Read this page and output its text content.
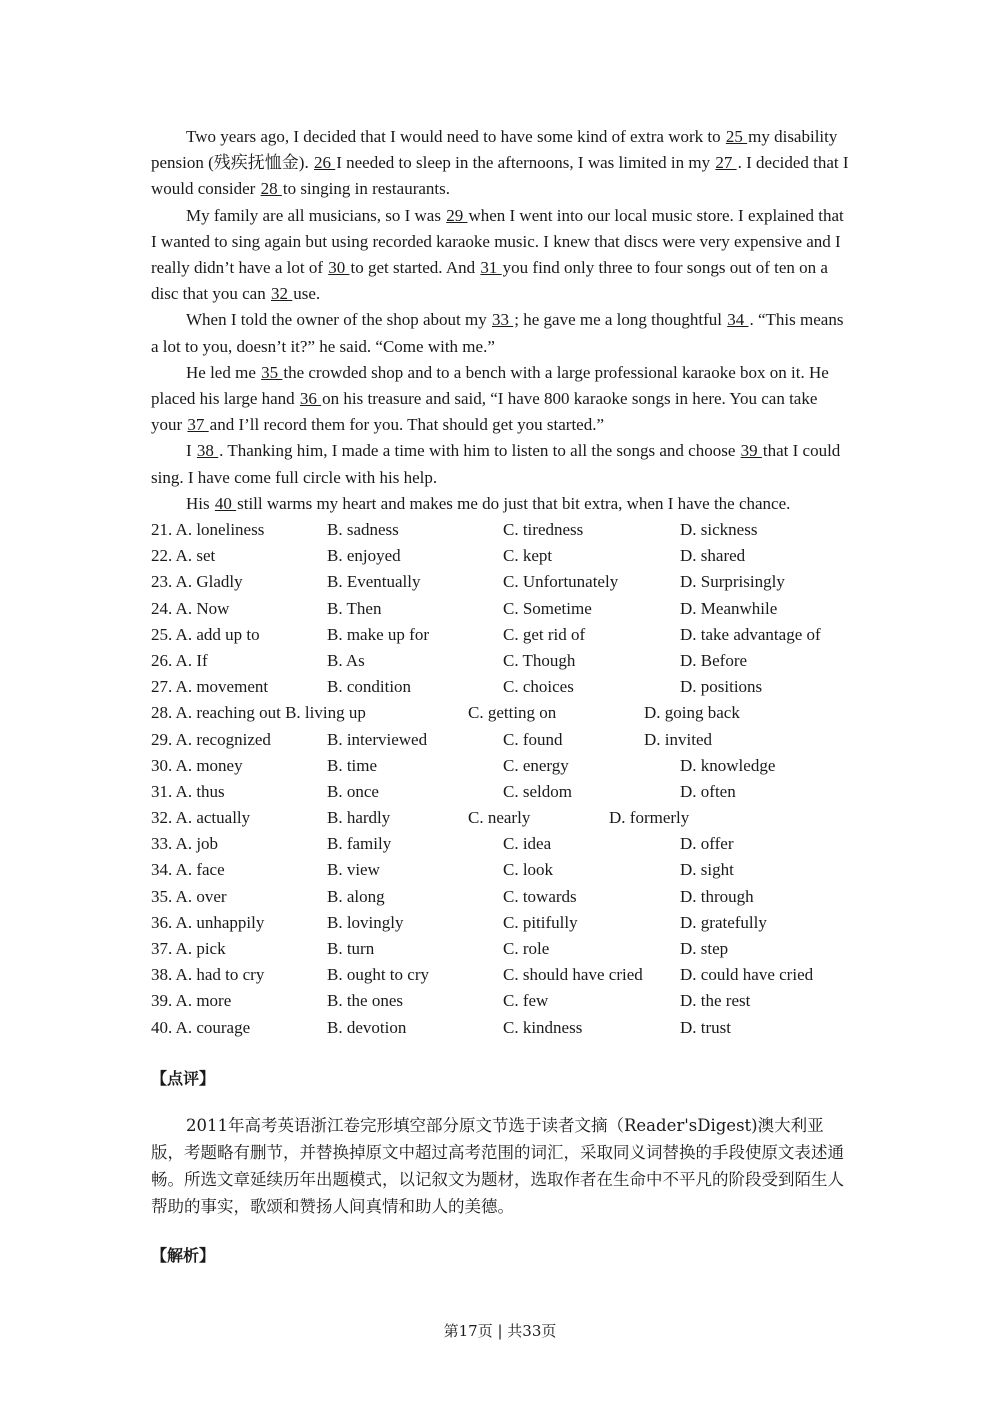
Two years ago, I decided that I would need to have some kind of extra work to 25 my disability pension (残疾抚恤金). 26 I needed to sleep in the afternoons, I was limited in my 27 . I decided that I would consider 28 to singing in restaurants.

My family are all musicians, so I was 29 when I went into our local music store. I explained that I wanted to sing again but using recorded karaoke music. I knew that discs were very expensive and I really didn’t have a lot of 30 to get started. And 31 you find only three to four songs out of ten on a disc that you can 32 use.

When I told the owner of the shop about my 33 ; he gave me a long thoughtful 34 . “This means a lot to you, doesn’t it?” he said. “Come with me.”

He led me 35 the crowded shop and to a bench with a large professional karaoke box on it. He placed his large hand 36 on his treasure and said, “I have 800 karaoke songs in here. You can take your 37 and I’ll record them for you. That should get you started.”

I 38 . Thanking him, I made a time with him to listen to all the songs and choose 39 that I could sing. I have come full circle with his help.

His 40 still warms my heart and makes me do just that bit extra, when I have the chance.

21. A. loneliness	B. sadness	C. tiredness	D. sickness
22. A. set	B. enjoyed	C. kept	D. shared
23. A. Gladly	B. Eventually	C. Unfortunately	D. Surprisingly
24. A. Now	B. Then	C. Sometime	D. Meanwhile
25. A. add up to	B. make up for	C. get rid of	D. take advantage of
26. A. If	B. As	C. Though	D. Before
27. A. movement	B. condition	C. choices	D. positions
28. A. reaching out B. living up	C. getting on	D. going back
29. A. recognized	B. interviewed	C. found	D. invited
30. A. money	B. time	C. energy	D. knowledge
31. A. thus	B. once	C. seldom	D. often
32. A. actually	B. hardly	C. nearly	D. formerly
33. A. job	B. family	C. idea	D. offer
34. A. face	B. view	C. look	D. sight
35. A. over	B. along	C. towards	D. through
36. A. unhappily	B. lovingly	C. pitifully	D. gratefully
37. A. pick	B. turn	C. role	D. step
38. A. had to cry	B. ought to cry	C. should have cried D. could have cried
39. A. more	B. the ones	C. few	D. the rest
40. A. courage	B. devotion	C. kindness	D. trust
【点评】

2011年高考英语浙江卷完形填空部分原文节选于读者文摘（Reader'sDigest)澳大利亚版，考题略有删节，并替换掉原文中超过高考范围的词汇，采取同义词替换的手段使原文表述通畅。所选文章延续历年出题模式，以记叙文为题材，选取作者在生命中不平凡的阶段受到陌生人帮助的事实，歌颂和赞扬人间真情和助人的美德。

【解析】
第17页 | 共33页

## [WRITTEN INSTRUCTION]
Your task is to retype all the entries exactly and leave out any pictures.

## [SOLUTION TO THIS PROBLEM]
Read this page and output its text content.
Two years ago, I decided that I would need to have some kind of extra work to 25 my disability pension (残疾抚恤金). 26 I needed to sleep in the afternoons, I was limited in my 27 . I decided that I would consider 28 to singing in restaurants.

My family are all musicians, so I was 29 when I went into our local music store. I explained that I wanted to sing again but using recorded karaoke music. I knew that discs were very expensive and I really didn’t have a lot of 30 to get started. And 31 you find only three to four songs out of ten on a disc that you can 32 use.

When I told the owner of the shop about my 33 ; he gave me a long thoughtful 34 . “This means a lot to you, doesn’t it?” he said. “Come with me.”

He led me 35 the crowded shop and to a bench with a large professional karaoke box on it. He placed his large hand 36 on his treasure and said, “I have 800 karaoke songs in here. You can take your 37 and I’ll record them for you. That should get you started.”

I 38 . Thanking him, I made a time with him to listen to all the songs and choose 39 that I could sing. I have come full circle with his help.

His 40 still warms my heart and makes me do just that bit extra, when I have the chance.

21. A. loneliness	B. sadness	C. tiredness	D. sickness
22. A. set	B. enjoyed	C. kept	D. shared
23. A. Gladly	B. Eventually	C. Unfortunately	D. Surprisingly
24. A. Now	B. Then	C. Sometime	D. Meanwhile
25. A. add up to	B. make up for	C. get rid of	D. take advantage of
26. A. If	B. As	C. Though	D. Before
27. A. movement	B. condition	C. choices	D. positions
28. A. reaching out B. living up	C. getting on	D. going back
29. A. recognized	B. interviewed	C. found	D. invited
30. A. money	B. time	C. energy	D. knowledge
31. A. thus	B. once	C. seldom	D. often
32. A. actually	B. hardly	C. nearly	D. formerly
33. A. job	B. family	C. idea	D. offer
34. A. face	B. view	C. look	D. sight
35. A. over	B. along	C. towards	D. through
36. A. unhappily	B. lovingly	C. pitifully	D. gratefully
37. A. pick	B. turn	C. role	D. step
38. A. had to cry	B. ought to cry	C. should have cried D. could have cried
39. A. more	B. the ones	C. few	D. the rest
40. A. courage	B. devotion	C. kindness	D. trust
【点评】

2011年高考英语浙江卷完形填空部分原文节选于读者文摘（Reader'sDigest)澳大利亚版，考题略有删节，并替换掉原文中超过高考范围的词汇，采取同义词替换的手段使原文表述通畅。所选文章延续历年出题模式，以记叙文为题材，选取作者在生命中不平凡的阶段受到陌生人帮助的事实，歌颂和赞扬人间真情和助人的美德。

【解析】
第17页 | 共33页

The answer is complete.